▶ Goal of the exercise:
Quote all entries in full, exactly.

──────

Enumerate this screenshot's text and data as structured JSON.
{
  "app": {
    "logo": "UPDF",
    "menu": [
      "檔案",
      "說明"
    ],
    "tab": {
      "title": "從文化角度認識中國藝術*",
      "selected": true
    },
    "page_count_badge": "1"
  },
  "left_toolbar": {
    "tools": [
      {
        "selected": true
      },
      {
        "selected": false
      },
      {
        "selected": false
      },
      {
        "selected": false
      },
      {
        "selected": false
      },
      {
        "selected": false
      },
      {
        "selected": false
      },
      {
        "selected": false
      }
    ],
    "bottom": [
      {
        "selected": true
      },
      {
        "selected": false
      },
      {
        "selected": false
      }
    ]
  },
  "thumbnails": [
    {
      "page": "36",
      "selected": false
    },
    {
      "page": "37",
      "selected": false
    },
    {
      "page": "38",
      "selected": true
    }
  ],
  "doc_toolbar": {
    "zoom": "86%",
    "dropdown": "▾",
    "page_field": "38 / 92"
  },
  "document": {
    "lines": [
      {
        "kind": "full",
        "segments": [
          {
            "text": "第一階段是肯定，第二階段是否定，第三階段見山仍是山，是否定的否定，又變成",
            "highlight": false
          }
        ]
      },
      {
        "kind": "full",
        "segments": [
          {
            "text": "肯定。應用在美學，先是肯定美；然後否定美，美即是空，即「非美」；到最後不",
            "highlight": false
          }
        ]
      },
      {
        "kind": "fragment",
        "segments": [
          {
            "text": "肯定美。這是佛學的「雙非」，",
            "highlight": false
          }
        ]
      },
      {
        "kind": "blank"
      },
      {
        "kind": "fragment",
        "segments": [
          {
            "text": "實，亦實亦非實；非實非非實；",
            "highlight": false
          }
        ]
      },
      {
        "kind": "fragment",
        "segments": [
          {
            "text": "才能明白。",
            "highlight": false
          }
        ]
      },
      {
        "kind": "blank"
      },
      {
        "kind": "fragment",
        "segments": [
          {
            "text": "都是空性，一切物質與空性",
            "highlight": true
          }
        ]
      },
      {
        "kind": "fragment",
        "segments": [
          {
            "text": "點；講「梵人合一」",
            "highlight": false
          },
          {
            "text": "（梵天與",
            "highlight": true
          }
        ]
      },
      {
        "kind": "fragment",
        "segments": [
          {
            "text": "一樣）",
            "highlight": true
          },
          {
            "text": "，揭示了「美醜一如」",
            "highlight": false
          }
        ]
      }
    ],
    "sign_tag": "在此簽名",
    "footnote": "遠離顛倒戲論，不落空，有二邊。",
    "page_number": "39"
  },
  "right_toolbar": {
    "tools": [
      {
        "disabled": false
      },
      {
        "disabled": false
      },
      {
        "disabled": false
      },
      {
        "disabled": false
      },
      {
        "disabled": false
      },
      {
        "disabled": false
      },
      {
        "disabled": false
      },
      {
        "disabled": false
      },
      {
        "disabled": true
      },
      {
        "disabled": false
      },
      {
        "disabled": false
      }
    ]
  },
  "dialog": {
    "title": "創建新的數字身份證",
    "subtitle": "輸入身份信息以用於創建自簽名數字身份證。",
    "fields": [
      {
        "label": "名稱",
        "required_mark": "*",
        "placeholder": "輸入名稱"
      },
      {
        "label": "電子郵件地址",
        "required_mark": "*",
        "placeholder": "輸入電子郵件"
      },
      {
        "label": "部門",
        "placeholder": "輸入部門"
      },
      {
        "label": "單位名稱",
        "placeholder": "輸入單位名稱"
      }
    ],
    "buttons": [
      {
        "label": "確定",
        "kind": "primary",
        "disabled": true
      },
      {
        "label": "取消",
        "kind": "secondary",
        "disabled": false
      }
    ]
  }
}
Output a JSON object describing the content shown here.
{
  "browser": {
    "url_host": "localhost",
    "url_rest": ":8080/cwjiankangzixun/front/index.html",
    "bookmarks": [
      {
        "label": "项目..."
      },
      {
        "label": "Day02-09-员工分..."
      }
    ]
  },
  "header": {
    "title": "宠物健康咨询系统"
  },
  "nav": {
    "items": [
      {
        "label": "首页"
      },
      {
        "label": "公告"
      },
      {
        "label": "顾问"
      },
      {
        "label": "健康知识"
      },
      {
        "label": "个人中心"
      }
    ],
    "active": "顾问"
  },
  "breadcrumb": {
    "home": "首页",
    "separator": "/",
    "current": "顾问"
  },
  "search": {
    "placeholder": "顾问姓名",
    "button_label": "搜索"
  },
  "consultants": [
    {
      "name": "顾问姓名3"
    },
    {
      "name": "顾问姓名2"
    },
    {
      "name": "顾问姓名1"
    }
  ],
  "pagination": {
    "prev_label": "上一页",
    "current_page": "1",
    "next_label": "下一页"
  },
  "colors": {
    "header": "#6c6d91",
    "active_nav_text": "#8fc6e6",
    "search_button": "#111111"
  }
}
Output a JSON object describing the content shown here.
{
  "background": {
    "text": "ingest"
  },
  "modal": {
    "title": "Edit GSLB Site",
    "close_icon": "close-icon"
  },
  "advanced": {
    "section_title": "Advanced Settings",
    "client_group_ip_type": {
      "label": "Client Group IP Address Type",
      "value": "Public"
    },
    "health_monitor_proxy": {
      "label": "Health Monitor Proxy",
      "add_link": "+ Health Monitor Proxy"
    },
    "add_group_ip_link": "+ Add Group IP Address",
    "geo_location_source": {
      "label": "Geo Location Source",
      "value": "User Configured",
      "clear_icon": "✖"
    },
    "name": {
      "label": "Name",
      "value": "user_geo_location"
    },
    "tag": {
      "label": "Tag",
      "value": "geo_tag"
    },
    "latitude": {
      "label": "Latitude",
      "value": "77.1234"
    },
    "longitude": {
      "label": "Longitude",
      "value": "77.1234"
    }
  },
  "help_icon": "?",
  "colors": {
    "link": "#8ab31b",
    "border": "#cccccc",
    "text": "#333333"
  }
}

──────

▶ Answer to the exercise:
Enumerate this screenshot's text and data as structured JSON.
{
  "app": {
    "logo": "UPDF",
    "menu": [
      "檔案",
      "說明"
    ],
    "tab": {
      "title": "從文化角度認識中國藝術*",
      "selected": true
    },
    "page_count_badge": "1"
  },
  "left_toolbar": {
    "tools": [
      {
        "selected": true
      },
      {
        "selected": false
      },
      {
        "selected": false
      },
      {
        "selected": false
      },
      {
        "selected": false
      },
      {
        "selected": false
      },
      {
        "selected": false
      },
      {
        "selected": false
      }
    ],
    "bottom": [
      {
        "selected": true
      },
      {
        "selected": false
      },
      {
        "selected": false
      }
    ]
  },
  "thumbnails": [
    {
      "page": "36",
      "selected": false
    },
    {
      "page": "37",
      "selected": false
    },
    {
      "page": "38",
      "selected": true
    }
  ],
  "doc_toolbar": {
    "zoom": "86%",
    "dropdown": "▾",
    "page_field": "38 / 92"
  },
  "document": {
    "lines": [
      {
        "kind": "full",
        "segments": [
          {
            "text": "第一階段是肯定，第二階段是否定，第三階段見山仍是山，是否定的否定，又變成",
            "highlight": false
          }
        ]
      },
      {
        "kind": "full",
        "segments": [
          {
            "text": "肯定。應用在美學，先是肯定美；然後否定美，美即是空，即「非美」；到最後不",
            "highlight": false
          }
        ]
      },
      {
        "kind": "fragment",
        "segments": [
          {
            "text": "肯定美。這是佛學的「雙非」，",
            "highlight": false
          }
        ]
      },
      {
        "kind": "blank"
      },
      {
        "kind": "fragment",
        "segments": [
          {
            "text": "實，亦實亦非實；非實非非實；",
            "highlight": false
          }
        ]
      },
      {
        "kind": "fragment",
        "segments": [
          {
            "text": "才能明白。",
            "highlight": false
          }
        ]
      },
      {
        "kind": "blank"
      },
      {
        "kind": "fragment",
        "segments": [
          {
            "text": "都是空性，一切物質與空性",
            "highlight": true
          }
        ]
      },
      {
        "kind": "fragment",
        "segments": [
          {
            "text": "點；講「梵人合一」",
            "highlight": false
          },
          {
            "text": "（梵天與",
            "highlight": true
          }
        ]
      },
      {
        "kind": "fragment",
        "segments": [
          {
            "text": "一樣）",
            "highlight": true
          },
          {
            "text": "，揭示了「美醜一如」",
            "highlight": false
          }
        ]
      }
    ],
    "sign_tag": "在此簽名",
    "footnote": "遠離顛倒戲論，不落空，有二邊。",
    "page_number": "39"
  },
  "right_toolbar": {
    "tools": [
      {
        "disabled": false
      },
      {
        "disabled": false
      },
      {
        "disabled": false
      },
      {
        "disabled": false
      },
      {
        "disabled": false
      },
      {
        "disabled": false
      },
      {
        "disabled": false
      },
      {
        "disabled": false
      },
      {
        "disabled": true
      },
      {
        "disabled": false
      },
      {
        "disabled": false
      }
    ]
  },
  "dialog": {
    "title": "創建新的數字身份證",
    "subtitle": "輸入身份信息以用於創建自簽名數字身份證。",
    "fields": [
      {
        "label": "名稱",
        "required_mark": "*",
        "placeholder": "輸入名稱"
      },
      {
        "label": "電子郵件地址",
        "required_mark": "*",
        "placeholder": "輸入電子郵件"
      },
      {
        "label": "部門",
        "placeholder": "輸入部門"
      },
      {
        "label": "單位名稱",
        "placeholder": "輸入單位名稱"
      }
    ],
    "buttons": [
      {
        "label": "確定",
        "kind": "primary",
        "disabled": true
      },
      {
        "label": "取消",
        "kind": "secondary",
        "disabled": false
      }
    ]
  }
}
Output a JSON object describing the content shown here.
{
  "browser": {
    "url_host": "localhost",
    "url_rest": ":8080/cwjiankangzixun/front/index.html",
    "bookmarks": [
      {
        "label": "项目..."
      },
      {
        "label": "Day02-09-员工分..."
      }
    ]
  },
  "header": {
    "title": "宠物健康咨询系统"
  },
  "nav": {
    "items": [
      {
        "label": "首页"
      },
      {
        "label": "公告"
      },
      {
        "label": "顾问"
      },
      {
        "label": "健康知识"
      },
      {
        "label": "个人中心"
      }
    ],
    "active": "顾问"
  },
  "breadcrumb": {
    "home": "首页",
    "separator": "/",
    "current": "顾问"
  },
  "search": {
    "placeholder": "顾问姓名",
    "button_label": "搜索"
  },
  "consultants": [
    {
      "name": "顾问姓名3"
    },
    {
      "name": "顾问姓名2"
    },
    {
      "name": "顾问姓名1"
    }
  ],
  "pagination": {
    "prev_label": "上一页",
    "current_page": "1",
    "next_label": "下一页"
  },
  "colors": {
    "header": "#6c6d91",
    "active_nav_text": "#8fc6e6",
    "search_button": "#111111"
  }
}
Output a JSON object describing the content shown here.
{
  "background": {
    "text": "ingest"
  },
  "modal": {
    "title": "Edit GSLB Site",
    "close_icon": "close-icon"
  },
  "advanced": {
    "section_title": "Advanced Settings",
    "client_group_ip_type": {
      "label": "Client Group IP Address Type",
      "value": "Public"
    },
    "health_monitor_proxy": {
      "label": "Health Monitor Proxy",
      "add_link": "+ Health Monitor Proxy"
    },
    "add_group_ip_link": "+ Add Group IP Address",
    "geo_location_source": {
      "label": "Geo Location Source",
      "value": "User Configured",
      "clear_icon": "✖"
    },
    "name": {
      "label": "Name",
      "value": "user_geo_location"
    },
    "tag": {
      "label": "Tag",
      "value": "geo_tag"
    },
    "latitude": {
      "label": "Latitude",
      "value": "77.1234"
    },
    "longitude": {
      "label": "Longitude",
      "value": "77.1234"
    }
  },
  "help_icon": "?",
  "colors": {
    "link": "#8ab31b",
    "border": "#cccccc",
    "text": "#333333"
  }
}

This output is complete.